<<<<
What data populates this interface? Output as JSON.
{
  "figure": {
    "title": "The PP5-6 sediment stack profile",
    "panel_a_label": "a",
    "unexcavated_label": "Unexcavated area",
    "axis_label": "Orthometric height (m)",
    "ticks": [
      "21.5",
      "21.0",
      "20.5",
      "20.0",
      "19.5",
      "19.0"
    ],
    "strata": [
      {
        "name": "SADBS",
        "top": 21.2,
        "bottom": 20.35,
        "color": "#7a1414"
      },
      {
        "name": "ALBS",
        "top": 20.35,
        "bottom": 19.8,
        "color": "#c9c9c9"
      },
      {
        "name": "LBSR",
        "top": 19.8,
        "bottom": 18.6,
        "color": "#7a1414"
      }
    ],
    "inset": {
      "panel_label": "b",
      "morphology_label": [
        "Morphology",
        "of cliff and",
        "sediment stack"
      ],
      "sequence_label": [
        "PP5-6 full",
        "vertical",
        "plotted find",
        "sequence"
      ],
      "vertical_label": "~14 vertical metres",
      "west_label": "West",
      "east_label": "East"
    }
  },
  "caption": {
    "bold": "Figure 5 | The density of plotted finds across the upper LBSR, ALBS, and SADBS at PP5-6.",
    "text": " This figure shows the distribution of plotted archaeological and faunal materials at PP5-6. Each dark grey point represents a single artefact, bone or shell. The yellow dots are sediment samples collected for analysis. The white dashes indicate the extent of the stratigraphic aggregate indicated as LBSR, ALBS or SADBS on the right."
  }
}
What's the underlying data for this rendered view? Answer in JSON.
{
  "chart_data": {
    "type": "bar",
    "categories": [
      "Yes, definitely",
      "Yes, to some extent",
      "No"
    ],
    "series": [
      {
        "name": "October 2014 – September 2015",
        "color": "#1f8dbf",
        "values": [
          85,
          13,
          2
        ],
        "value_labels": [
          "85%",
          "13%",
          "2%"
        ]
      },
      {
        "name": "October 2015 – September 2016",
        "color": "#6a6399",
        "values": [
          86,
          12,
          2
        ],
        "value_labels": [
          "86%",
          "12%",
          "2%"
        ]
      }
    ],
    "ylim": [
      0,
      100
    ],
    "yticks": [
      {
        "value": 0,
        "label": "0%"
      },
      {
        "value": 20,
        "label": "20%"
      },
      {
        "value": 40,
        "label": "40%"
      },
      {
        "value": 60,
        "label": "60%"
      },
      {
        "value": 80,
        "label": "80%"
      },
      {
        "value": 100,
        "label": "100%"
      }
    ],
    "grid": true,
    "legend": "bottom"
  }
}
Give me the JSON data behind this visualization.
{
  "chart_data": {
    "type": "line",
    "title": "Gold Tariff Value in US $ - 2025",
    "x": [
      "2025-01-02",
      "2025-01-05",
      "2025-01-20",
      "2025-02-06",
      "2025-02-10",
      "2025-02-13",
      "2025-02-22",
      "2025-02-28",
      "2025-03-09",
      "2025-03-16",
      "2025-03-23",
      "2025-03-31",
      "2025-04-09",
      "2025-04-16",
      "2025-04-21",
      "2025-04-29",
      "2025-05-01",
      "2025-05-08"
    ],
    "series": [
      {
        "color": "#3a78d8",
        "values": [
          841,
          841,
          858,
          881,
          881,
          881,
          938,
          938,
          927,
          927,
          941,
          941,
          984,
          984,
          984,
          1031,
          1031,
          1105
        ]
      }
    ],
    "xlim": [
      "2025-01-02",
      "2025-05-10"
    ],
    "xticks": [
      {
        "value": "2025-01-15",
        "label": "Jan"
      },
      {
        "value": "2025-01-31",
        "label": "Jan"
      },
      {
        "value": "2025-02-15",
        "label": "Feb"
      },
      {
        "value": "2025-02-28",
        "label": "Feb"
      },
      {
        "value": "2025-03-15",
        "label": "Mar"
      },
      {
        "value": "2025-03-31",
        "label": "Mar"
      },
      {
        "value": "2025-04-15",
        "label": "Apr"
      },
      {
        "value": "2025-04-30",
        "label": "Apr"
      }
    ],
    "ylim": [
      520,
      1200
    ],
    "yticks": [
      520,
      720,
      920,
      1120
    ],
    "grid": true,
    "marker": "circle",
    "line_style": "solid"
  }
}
>>>>
### WORK TO DO
Starting from the line with "Give me the" and ending with the final line of the data, quote every line exactly, both ends included.

### WRITTEN ANSWER
Give me the JSON data behind this visualization.
{
  "chart_data": {
    "type": "line",
    "title": "Gold Tariff Value in US $ - 2025",
    "x": [
      "2025-01-02",
      "2025-01-05",
      "2025-01-20",
      "2025-02-06",
      "2025-02-10",
      "2025-02-13",
      "2025-02-22",
      "2025-02-28",
      "2025-03-09",
      "2025-03-16",
      "2025-03-23",
      "2025-03-31",
      "2025-04-09",
      "2025-04-16",
      "2025-04-21",
      "2025-04-29",
      "2025-05-01",
      "2025-05-08"
    ],
    "series": [
      {
        "color": "#3a78d8",
        "values": [
          841,
          841,
          858,
          881,
          881,
          881,
          938,
          938,
          927,
          927,
          941,
          941,
          984,
          984,
          984,
          1031,
          1031,
          1105
        ]
      }
    ],
    "xlim": [
      "2025-01-02",
      "2025-05-10"
    ],
    "xticks": [
      {
        "value": "2025-01-15",
        "label": "Jan"
      },
      {
        "value": "2025-01-31",
        "label": "Jan"
      },
      {
        "value": "2025-02-15",
        "label": "Feb"
      },
      {
        "value": "2025-02-28",
        "label": "Feb"
      },
      {
        "value": "2025-03-15",
        "label": "Mar"
      },
      {
        "value": "2025-03-31",
        "label": "Mar"
      },
      {
        "value": "2025-04-15",
        "label": "Apr"
      },
      {
        "value": "2025-04-30",
        "label": "Apr"
      }
    ],
    "ylim": [
      520,
      1200
    ],
    "yticks": [
      520,
      720,
      920,
      1120
    ],
    "grid": true,
    "marker": "circle",
    "line_style": "solid"
  }
}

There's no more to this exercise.